PROBLEM DESCRIPTION: Rewrite the lines of every record below with "colorbar-tick-label" switched to "scale-tick-label" wherever it occurs, keeping everything else identical and omitting the pictures.
** Start of INPUT FOR THIS TASK **
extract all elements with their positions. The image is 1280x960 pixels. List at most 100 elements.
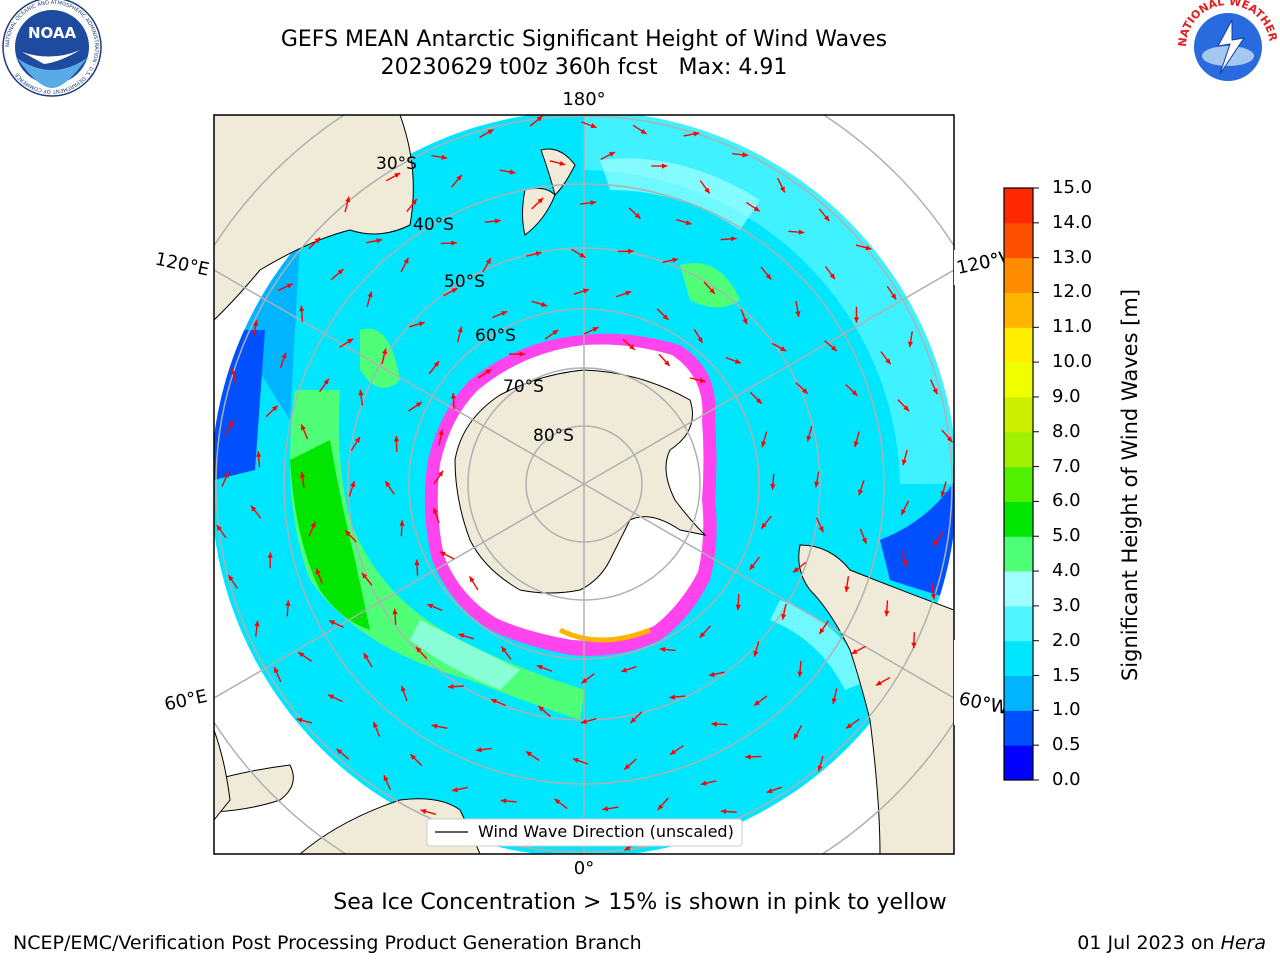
arrow-legend: Wind Wave Direction (unscaled) bbox=[426, 818, 743, 847]
wave-arrow-head bbox=[693, 131, 700, 137]
wave-arrow-head bbox=[500, 798, 507, 804]
wave-arrow-head bbox=[451, 288, 458, 294]
wave-arrow-head bbox=[661, 163, 668, 169]
wave-arrow-head bbox=[853, 441, 859, 448]
wave-arrow-head bbox=[753, 650, 759, 657]
wave-arrow-head bbox=[630, 717, 637, 723]
wave-arrow-head bbox=[314, 237, 321, 244]
colorbar-segment bbox=[1004, 605, 1033, 642]
colorbar-segment bbox=[1004, 431, 1033, 468]
footer-date: 01 Jul 2023 on Hera bbox=[1077, 932, 1266, 954]
wave-arrow-head bbox=[754, 700, 760, 706]
wave-arrow-head bbox=[735, 604, 741, 611]
wave-arrow-head bbox=[590, 200, 597, 206]
wave-arrow-head bbox=[590, 123, 597, 129]
arrow-legend-label: Wind Wave Direction (unscaled) bbox=[478, 822, 734, 841]
colorbar-segment bbox=[1004, 292, 1033, 328]
wave-arrow-head bbox=[414, 559, 420, 566]
wave-arrow-head bbox=[420, 808, 427, 814]
wave-arrow-head bbox=[337, 269, 344, 275]
wave-arrow-head bbox=[383, 775, 389, 782]
wave-arrow-head bbox=[501, 646, 507, 653]
colorbar-label: Significant Height of Wind Waves [m] bbox=[1118, 288, 1142, 682]
wave-arrow-head bbox=[851, 649, 858, 654]
wave-arrow-head bbox=[315, 568, 321, 575]
footer-credit: NCEP/EMC/Verification Post Processing Pr… bbox=[13, 932, 642, 954]
colorbar-segment bbox=[1004, 675, 1033, 711]
wave-arrow-head bbox=[662, 314, 669, 320]
lat-label-50: 50°S bbox=[444, 272, 485, 292]
colorbar-segment bbox=[1004, 571, 1033, 607]
wave-arrow-head bbox=[781, 613, 787, 620]
colorbar-tick-label: 8.0 bbox=[1052, 420, 1081, 442]
wave-arrow-head bbox=[373, 721, 379, 728]
wave-arrow-head bbox=[271, 405, 278, 412]
colorbar-tick-label: 1.5 bbox=[1052, 664, 1081, 686]
wave-arrow-head bbox=[634, 213, 641, 219]
wave-arrow-head bbox=[756, 398, 762, 404]
wave-arrow-head bbox=[572, 757, 579, 763]
wave-arrow-head bbox=[709, 288, 715, 294]
wave-arrow-head bbox=[817, 765, 823, 772]
wave-arrow-head bbox=[439, 551, 446, 557]
wave-arrow-head bbox=[818, 526, 824, 533]
colorbar-tick-label: 6.0 bbox=[1052, 490, 1081, 512]
wave-arrow-head bbox=[431, 723, 438, 729]
colorbar-tick-label: 5.0 bbox=[1052, 525, 1081, 547]
wave-arrow-head bbox=[536, 665, 543, 670]
wave-arrow-head bbox=[802, 388, 808, 394]
wave-arrow-head bbox=[902, 560, 908, 567]
wave-arrow-head bbox=[457, 326, 463, 333]
wave-arrow-head bbox=[296, 717, 303, 723]
wave-arrow-head bbox=[410, 754, 417, 760]
wave-arrow-head bbox=[400, 685, 406, 692]
wave-arrow-head bbox=[581, 677, 588, 684]
wave-arrow-head bbox=[865, 245, 872, 251]
wave-arrow-head bbox=[940, 491, 946, 497]
wave-arrow-head bbox=[411, 199, 417, 205]
wave-arrow-head bbox=[890, 293, 897, 300]
wave-arrow-head bbox=[216, 524, 222, 531]
wave-arrow-head bbox=[624, 845, 631, 851]
wave-arrow-head bbox=[697, 336, 703, 343]
wave-arrow-head bbox=[345, 530, 351, 537]
wave-arrow-head bbox=[851, 390, 858, 396]
wave-arrow-head bbox=[911, 642, 917, 649]
wave-arrow-head bbox=[228, 420, 234, 427]
colorbar-segment bbox=[1004, 257, 1033, 293]
wave-arrow-head bbox=[592, 327, 599, 332]
wave-arrow-head bbox=[485, 369, 492, 375]
wave-arrow-head bbox=[437, 470, 444, 477]
wave-arrow-head bbox=[475, 747, 482, 753]
nws-ring-text: NATIONAL WEATHER SERVICE bbox=[0, 0, 1280, 47]
wave-arrow-head bbox=[814, 481, 820, 488]
wave-arrow-head bbox=[797, 671, 803, 677]
wave-arrow-head bbox=[932, 388, 938, 395]
wave-arrow-head bbox=[669, 749, 676, 755]
colorbar-segment bbox=[1004, 501, 1033, 537]
wave-arrow-head bbox=[625, 290, 632, 296]
wave-arrow-head bbox=[731, 236, 737, 242]
wave-arrow-head bbox=[363, 653, 369, 660]
wave-arrow-head bbox=[267, 552, 273, 558]
map-title: GEFS MEAN Antarctic Significant Height o… bbox=[280, 27, 888, 52]
wave-arrow-head bbox=[494, 218, 501, 224]
wave-arrow-head bbox=[793, 733, 799, 740]
colorbar-tick-label: 7.0 bbox=[1052, 455, 1081, 477]
map-subtitle: 20230629 t00z 360h fcst Max: 4.91 bbox=[380, 55, 788, 80]
nws-logo: NATIONAL WEATHER SERVICE bbox=[0, 0, 1280, 96]
colorbar-tick-label: 13.0 bbox=[1052, 246, 1093, 268]
wave-arrow-head bbox=[541, 301, 548, 307]
colorbar-tick-label: 12.0 bbox=[1052, 281, 1093, 303]
wave-arrow-head bbox=[672, 257, 679, 263]
wave-arrow-head bbox=[853, 317, 860, 323]
noaa-logo: NOAA NATIONAL OCEANIC AND ATMOSPHERIC AD… bbox=[2, 0, 102, 97]
wave-arrow-head bbox=[399, 520, 405, 526]
wave-arrow-head bbox=[734, 358, 741, 364]
wave-arrow-head bbox=[765, 273, 772, 280]
wave-arrow-head bbox=[253, 320, 259, 326]
wave-arrow-head bbox=[885, 358, 891, 365]
wave-arrow-head bbox=[559, 160, 566, 166]
wave-arrow-head bbox=[844, 586, 850, 593]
** End of INPUT FOR THIS TASK **
TASK RESULT:
extract all elements with their positions. The image is 1280x960 pixels. List at most 100 elements.
arrow-legend: Wind Wave Direction (unscaled) bbox=[426, 818, 743, 847]
wave-arrow-head bbox=[693, 131, 700, 137]
wave-arrow-head bbox=[500, 798, 507, 804]
wave-arrow-head bbox=[451, 288, 458, 294]
wave-arrow-head bbox=[661, 163, 668, 169]
wave-arrow-head bbox=[853, 441, 859, 448]
wave-arrow-head bbox=[753, 650, 759, 657]
wave-arrow-head bbox=[630, 717, 637, 723]
wave-arrow-head bbox=[314, 237, 321, 244]
colorbar-segment bbox=[1004, 605, 1033, 642]
colorbar-segment bbox=[1004, 431, 1033, 468]
footer-date: 01 Jul 2023 on Hera bbox=[1077, 932, 1266, 954]
wave-arrow-head bbox=[754, 700, 760, 706]
wave-arrow-head bbox=[735, 604, 741, 611]
wave-arrow-head bbox=[590, 200, 597, 206]
wave-arrow-head bbox=[590, 123, 597, 129]
arrow-legend-label: Wind Wave Direction (unscaled) bbox=[478, 822, 734, 841]
colorbar-segment bbox=[1004, 292, 1033, 328]
wave-arrow-head bbox=[414, 559, 420, 566]
wave-arrow-head bbox=[420, 808, 427, 814]
wave-arrow-head bbox=[337, 269, 344, 275]
wave-arrow-head bbox=[383, 775, 389, 782]
wave-arrow-head bbox=[501, 646, 507, 653]
colorbar-label: Significant Height of Wind Waves [m] bbox=[1118, 288, 1142, 682]
wave-arrow-head bbox=[851, 649, 858, 654]
wave-arrow-head bbox=[315, 568, 321, 575]
footer-credit: NCEP/EMC/Verification Post Processing Pr… bbox=[13, 932, 642, 954]
colorbar-segment bbox=[1004, 675, 1033, 711]
wave-arrow-head bbox=[662, 314, 669, 320]
lat-label-50: 50°S bbox=[444, 272, 485, 292]
colorbar-segment bbox=[1004, 571, 1033, 607]
wave-arrow-head bbox=[781, 613, 787, 620]
scale-tick-label: 8.0 bbox=[1052, 420, 1081, 442]
wave-arrow-head bbox=[373, 721, 379, 728]
wave-arrow-head bbox=[271, 405, 278, 412]
scale-tick-label: 1.5 bbox=[1052, 664, 1081, 686]
wave-arrow-head bbox=[634, 213, 641, 219]
wave-arrow-head bbox=[756, 398, 762, 404]
wave-arrow-head bbox=[572, 757, 579, 763]
wave-arrow-head bbox=[709, 288, 715, 294]
wave-arrow-head bbox=[817, 765, 823, 772]
wave-arrow-head bbox=[439, 551, 446, 557]
wave-arrow-head bbox=[818, 526, 824, 533]
scale-tick-label: 6.0 bbox=[1052, 490, 1081, 512]
wave-arrow-head bbox=[431, 723, 438, 729]
scale-tick-label: 5.0 bbox=[1052, 525, 1081, 547]
wave-arrow-head bbox=[536, 665, 543, 670]
wave-arrow-head bbox=[802, 388, 808, 394]
wave-arrow-head bbox=[902, 560, 908, 567]
wave-arrow-head bbox=[457, 326, 463, 333]
wave-arrow-head bbox=[296, 717, 303, 723]
wave-arrow-head bbox=[410, 754, 417, 760]
wave-arrow-head bbox=[400, 685, 406, 692]
wave-arrow-head bbox=[581, 677, 588, 684]
wave-arrow-head bbox=[865, 245, 872, 251]
wave-arrow-head bbox=[940, 491, 946, 497]
wave-arrow-head bbox=[411, 199, 417, 205]
wave-arrow-head bbox=[890, 293, 897, 300]
wave-arrow-head bbox=[216, 524, 222, 531]
wave-arrow-head bbox=[624, 845, 631, 851]
wave-arrow-head bbox=[697, 336, 703, 343]
wave-arrow-head bbox=[345, 530, 351, 537]
wave-arrow-head bbox=[851, 390, 858, 396]
wave-arrow-head bbox=[911, 642, 917, 649]
wave-arrow-head bbox=[228, 420, 234, 427]
colorbar-segment bbox=[1004, 257, 1033, 293]
wave-arrow-head bbox=[592, 327, 599, 332]
wave-arrow-head bbox=[485, 369, 492, 375]
wave-arrow-head bbox=[437, 470, 444, 477]
wave-arrow-head bbox=[475, 747, 482, 753]
nws-ring-text: NATIONAL WEATHER SERVICE bbox=[0, 0, 1280, 47]
wave-arrow-head bbox=[814, 481, 820, 488]
wave-arrow-head bbox=[797, 671, 803, 677]
wave-arrow-head bbox=[932, 388, 938, 395]
wave-arrow-head bbox=[669, 749, 676, 755]
colorbar-segment bbox=[1004, 501, 1033, 537]
wave-arrow-head bbox=[625, 290, 632, 296]
wave-arrow-head bbox=[731, 236, 737, 242]
wave-arrow-head bbox=[363, 653, 369, 660]
wave-arrow-head bbox=[267, 552, 273, 558]
map-title: GEFS MEAN Antarctic Significant Height o… bbox=[280, 27, 888, 52]
wave-arrow-head bbox=[494, 218, 501, 224]
wave-arrow-head bbox=[793, 733, 799, 740]
scale-tick-label: 7.0 bbox=[1052, 455, 1081, 477]
map-subtitle: 20230629 t00z 360h fcst Max: 4.91 bbox=[380, 55, 788, 80]
nws-logo: NATIONAL WEATHER SERVICE bbox=[0, 0, 1280, 96]
scale-tick-label: 13.0 bbox=[1052, 246, 1093, 268]
wave-arrow-head bbox=[541, 301, 548, 307]
scale-tick-label: 12.0 bbox=[1052, 281, 1093, 303]
wave-arrow-head bbox=[672, 257, 679, 263]
wave-arrow-head bbox=[853, 317, 860, 323]
noaa-logo: NOAA NATIONAL OCEANIC AND ATMOSPHERIC AD… bbox=[2, 0, 102, 97]
wave-arrow-head bbox=[399, 520, 405, 526]
wave-arrow-head bbox=[734, 358, 741, 364]
wave-arrow-head bbox=[765, 273, 772, 280]
wave-arrow-head bbox=[253, 320, 259, 326]
wave-arrow-head bbox=[885, 358, 891, 365]
wave-arrow-head bbox=[559, 160, 566, 166]
wave-arrow-head bbox=[844, 586, 850, 593]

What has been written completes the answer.